── Supplied records ──
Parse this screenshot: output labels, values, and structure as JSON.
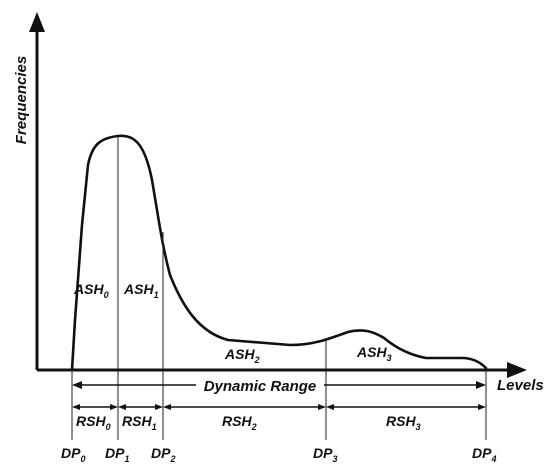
{
  "axes": {
    "y_label": "Frequencies",
    "x_label": "Levels"
  },
  "regions": {
    "ash0": {
      "base": "ASH",
      "sub": "0"
    },
    "ash1": {
      "base": "ASH",
      "sub": "1"
    },
    "ash2": {
      "base": "ASH",
      "sub": "2"
    },
    "ash3": {
      "base": "ASH",
      "sub": "3"
    }
  },
  "dynamic_range": "Dynamic Range",
  "rsh": {
    "rsh0": {
      "base": "RSH",
      "sub": "0"
    },
    "rsh1": {
      "base": "RSH",
      "sub": "1"
    },
    "rsh2": {
      "base": "RSH",
      "sub": "2"
    },
    "rsh3": {
      "base": "RSH",
      "sub": "3"
    }
  },
  "dp": {
    "dp0": {
      "base": "DP",
      "sub": "0"
    },
    "dp1": {
      "base": "DP",
      "sub": "1"
    },
    "dp2": {
      "base": "DP",
      "sub": "2"
    },
    "dp3": {
      "base": "DP",
      "sub": "3"
    },
    "dp4": {
      "base": "DP",
      "sub": "4"
    }
  }
}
───
Task to carry out: Omit the pictures and give the material again, exactly and in full.

The answer:
Parse this screenshot: output labels, values, and structure as JSON.
{
  "axes": {
    "y_label": "Frequencies",
    "x_label": "Levels"
  },
  "regions": {
    "ash0": {
      "base": "ASH",
      "sub": "0"
    },
    "ash1": {
      "base": "ASH",
      "sub": "1"
    },
    "ash2": {
      "base": "ASH",
      "sub": "2"
    },
    "ash3": {
      "base": "ASH",
      "sub": "3"
    }
  },
  "dynamic_range": "Dynamic Range",
  "rsh": {
    "rsh0": {
      "base": "RSH",
      "sub": "0"
    },
    "rsh1": {
      "base": "RSH",
      "sub": "1"
    },
    "rsh2": {
      "base": "RSH",
      "sub": "2"
    },
    "rsh3": {
      "base": "RSH",
      "sub": "3"
    }
  },
  "dp": {
    "dp0": {
      "base": "DP",
      "sub": "0"
    },
    "dp1": {
      "base": "DP",
      "sub": "1"
    },
    "dp2": {
      "base": "DP",
      "sub": "2"
    },
    "dp3": {
      "base": "DP",
      "sub": "3"
    },
    "dp4": {
      "base": "DP",
      "sub": "4"
    }
  }
}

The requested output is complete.